§ Task input
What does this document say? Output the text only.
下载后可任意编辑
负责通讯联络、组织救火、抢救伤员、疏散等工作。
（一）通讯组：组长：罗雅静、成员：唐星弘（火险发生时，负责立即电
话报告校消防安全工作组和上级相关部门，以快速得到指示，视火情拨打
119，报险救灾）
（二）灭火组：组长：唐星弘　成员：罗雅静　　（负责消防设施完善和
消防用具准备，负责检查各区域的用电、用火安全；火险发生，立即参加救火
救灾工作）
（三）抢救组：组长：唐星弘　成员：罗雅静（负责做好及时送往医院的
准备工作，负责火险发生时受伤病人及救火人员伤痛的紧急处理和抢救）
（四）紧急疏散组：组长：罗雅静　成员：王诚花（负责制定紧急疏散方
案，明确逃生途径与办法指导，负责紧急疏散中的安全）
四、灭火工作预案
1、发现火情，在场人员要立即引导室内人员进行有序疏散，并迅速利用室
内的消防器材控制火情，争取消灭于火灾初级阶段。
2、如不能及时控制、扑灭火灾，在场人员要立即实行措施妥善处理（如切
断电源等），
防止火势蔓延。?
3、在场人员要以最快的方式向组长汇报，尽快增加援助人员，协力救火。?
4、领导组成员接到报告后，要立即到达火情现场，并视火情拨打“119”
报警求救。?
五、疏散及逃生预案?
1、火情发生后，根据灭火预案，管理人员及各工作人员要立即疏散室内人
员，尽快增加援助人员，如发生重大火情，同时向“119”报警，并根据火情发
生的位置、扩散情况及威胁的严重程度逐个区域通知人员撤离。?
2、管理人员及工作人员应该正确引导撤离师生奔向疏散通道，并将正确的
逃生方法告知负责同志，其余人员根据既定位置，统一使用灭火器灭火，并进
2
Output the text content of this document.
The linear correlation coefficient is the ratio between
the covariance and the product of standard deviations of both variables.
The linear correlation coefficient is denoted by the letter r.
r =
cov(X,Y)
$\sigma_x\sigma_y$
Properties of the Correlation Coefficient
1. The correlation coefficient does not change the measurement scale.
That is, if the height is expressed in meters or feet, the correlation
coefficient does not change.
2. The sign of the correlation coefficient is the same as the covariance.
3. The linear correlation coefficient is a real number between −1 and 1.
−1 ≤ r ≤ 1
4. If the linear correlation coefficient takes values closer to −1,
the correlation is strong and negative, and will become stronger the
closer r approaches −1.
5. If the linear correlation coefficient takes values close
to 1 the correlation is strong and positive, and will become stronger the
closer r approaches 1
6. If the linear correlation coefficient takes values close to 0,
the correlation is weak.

§ What this task involves
Output the listing above word for word.

§ Exercise output
What does this document say? Output the text only.
下载后可任意编辑
负责通讯联络、组织救火、抢救伤员、疏散等工作。
（一）通讯组：组长：罗雅静、成员：唐星弘（火险发生时，负责立即电
话报告校消防安全工作组和上级相关部门，以快速得到指示，视火情拨打
119，报险救灾）
（二）灭火组：组长：唐星弘　成员：罗雅静　　（负责消防设施完善和
消防用具准备，负责检查各区域的用电、用火安全；火险发生，立即参加救火
救灾工作）
（三）抢救组：组长：唐星弘　成员：罗雅静（负责做好及时送往医院的
准备工作，负责火险发生时受伤病人及救火人员伤痛的紧急处理和抢救）
（四）紧急疏散组：组长：罗雅静　成员：王诚花（负责制定紧急疏散方
案，明确逃生途径与办法指导，负责紧急疏散中的安全）
四、灭火工作预案
1、发现火情，在场人员要立即引导室内人员进行有序疏散，并迅速利用室
内的消防器材控制火情，争取消灭于火灾初级阶段。
2、如不能及时控制、扑灭火灾，在场人员要立即实行措施妥善处理（如切
断电源等），
防止火势蔓延。?
3、在场人员要以最快的方式向组长汇报，尽快增加援助人员，协力救火。?
4、领导组成员接到报告后，要立即到达火情现场，并视火情拨打“119”
报警求救。?
五、疏散及逃生预案?
1、火情发生后，根据灭火预案，管理人员及各工作人员要立即疏散室内人
员，尽快增加援助人员，如发生重大火情，同时向“119”报警，并根据火情发
生的位置、扩散情况及威胁的严重程度逐个区域通知人员撤离。?
2、管理人员及工作人员应该正确引导撤离师生奔向疏散通道，并将正确的
逃生方法告知负责同志，其余人员根据既定位置，统一使用灭火器灭火，并进
2
Output the text content of this document.
The linear correlation coefficient is the ratio between
the covariance and the product of standard deviations of both variables.
The linear correlation coefficient is denoted by the letter r.
r =
cov(X,Y)
$\sigma_x\sigma_y$
Properties of the Correlation Coefficient
1. The correlation coefficient does not change the measurement scale.
That is, if the height is expressed in meters or feet, the correlation
coefficient does not change.
2. The sign of the correlation coefficient is the same as the covariance.
3. The linear correlation coefficient is a real number between −1 and 1.
−1 ≤ r ≤ 1
4. If the linear correlation coefficient takes values closer to −1,
the correlation is strong and negative, and will become stronger the
closer r approaches −1.
5. If the linear correlation coefficient takes values close
to 1 the correlation is strong and positive, and will become stronger the
closer r approaches 1
6. If the linear correlation coefficient takes values close to 0,
the correlation is weak.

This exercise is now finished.